Items listed in a dataset:
_ _ _ _ _

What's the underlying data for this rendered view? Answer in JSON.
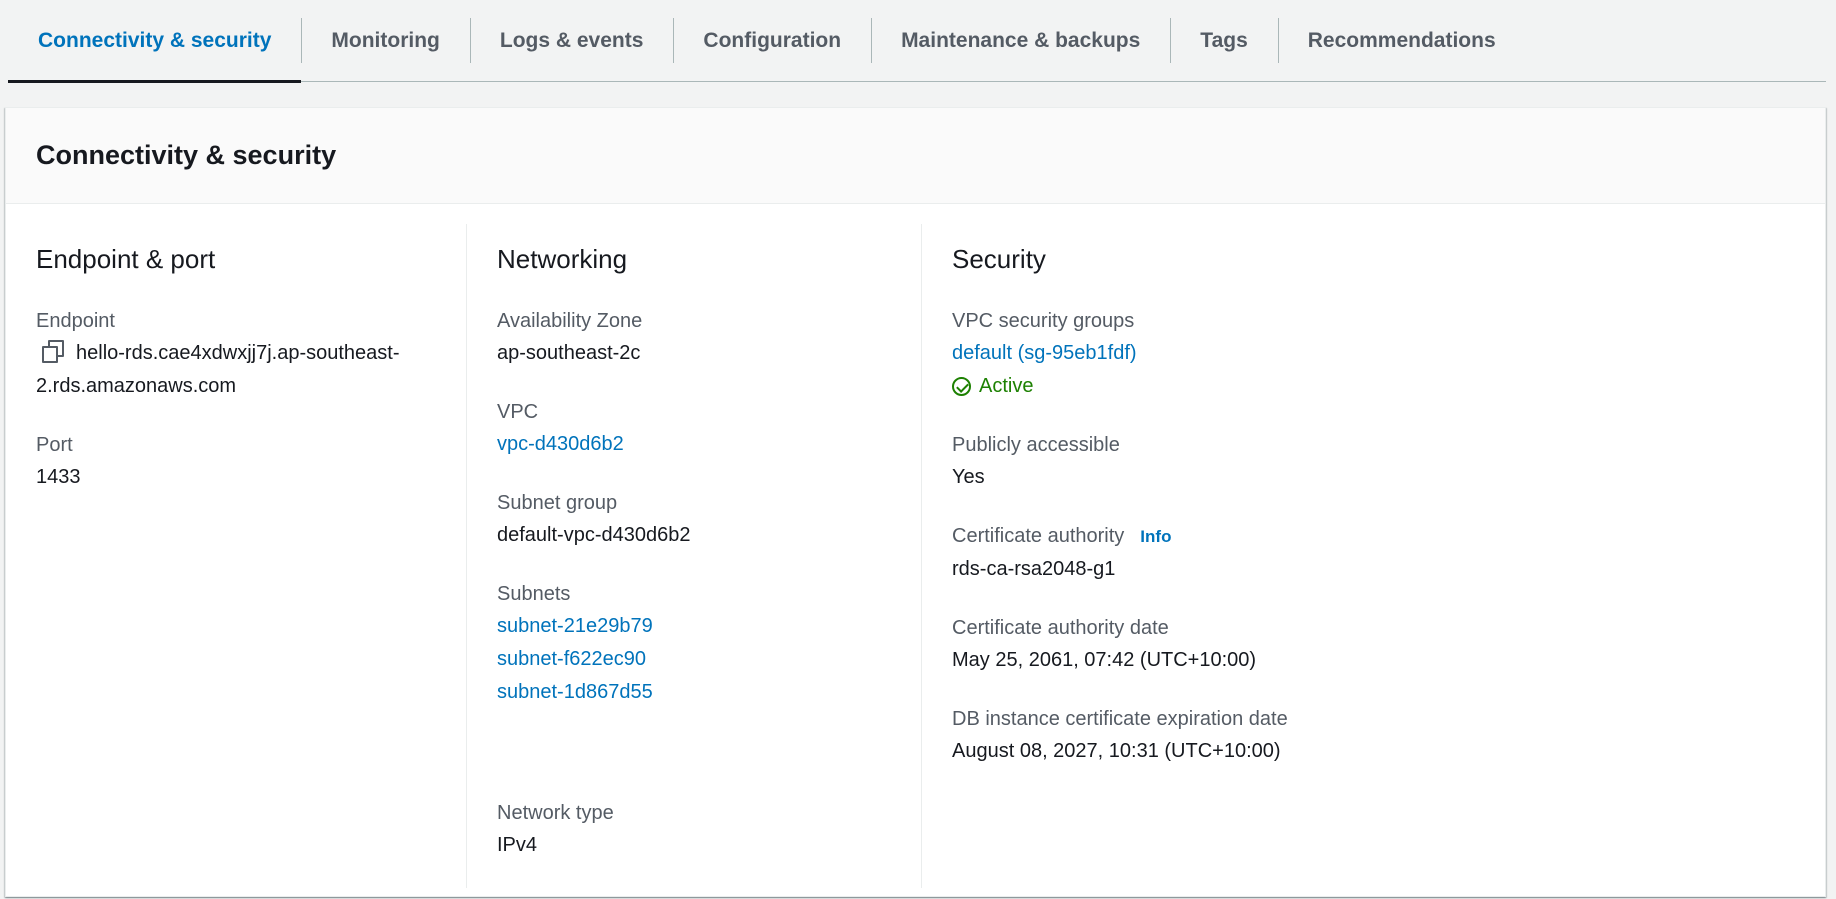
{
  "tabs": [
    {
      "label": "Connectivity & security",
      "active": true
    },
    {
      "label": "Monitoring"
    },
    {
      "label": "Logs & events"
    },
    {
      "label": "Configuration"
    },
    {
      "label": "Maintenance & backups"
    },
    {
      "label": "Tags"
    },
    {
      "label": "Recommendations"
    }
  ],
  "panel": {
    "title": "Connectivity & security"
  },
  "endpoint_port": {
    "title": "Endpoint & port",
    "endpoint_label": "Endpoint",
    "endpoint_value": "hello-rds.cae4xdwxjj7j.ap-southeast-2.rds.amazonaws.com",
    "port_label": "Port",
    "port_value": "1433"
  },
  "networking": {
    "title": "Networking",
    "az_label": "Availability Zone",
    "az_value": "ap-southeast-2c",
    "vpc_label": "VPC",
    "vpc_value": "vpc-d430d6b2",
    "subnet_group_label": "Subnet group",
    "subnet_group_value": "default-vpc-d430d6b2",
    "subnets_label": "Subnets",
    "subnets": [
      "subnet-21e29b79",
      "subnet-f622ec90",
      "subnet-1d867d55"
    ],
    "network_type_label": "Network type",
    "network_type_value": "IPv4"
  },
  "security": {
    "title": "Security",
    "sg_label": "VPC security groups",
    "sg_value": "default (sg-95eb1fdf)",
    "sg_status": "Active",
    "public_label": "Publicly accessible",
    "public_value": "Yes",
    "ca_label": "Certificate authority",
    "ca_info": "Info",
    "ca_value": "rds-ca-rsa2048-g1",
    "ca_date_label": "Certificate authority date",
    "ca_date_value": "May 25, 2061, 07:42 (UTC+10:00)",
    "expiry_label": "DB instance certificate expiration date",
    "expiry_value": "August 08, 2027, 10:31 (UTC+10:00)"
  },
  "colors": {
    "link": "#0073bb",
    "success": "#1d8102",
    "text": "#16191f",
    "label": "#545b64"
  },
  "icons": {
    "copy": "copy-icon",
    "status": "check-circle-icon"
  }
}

_ _ _ _ _

GOAL OF THE EXERCISE: Copy the lines from the entries above in which the word "Connectivity" appears.

WORKED SOLUTION:
      "label": "Connectivity & security",
    "title": "Connectivity & security"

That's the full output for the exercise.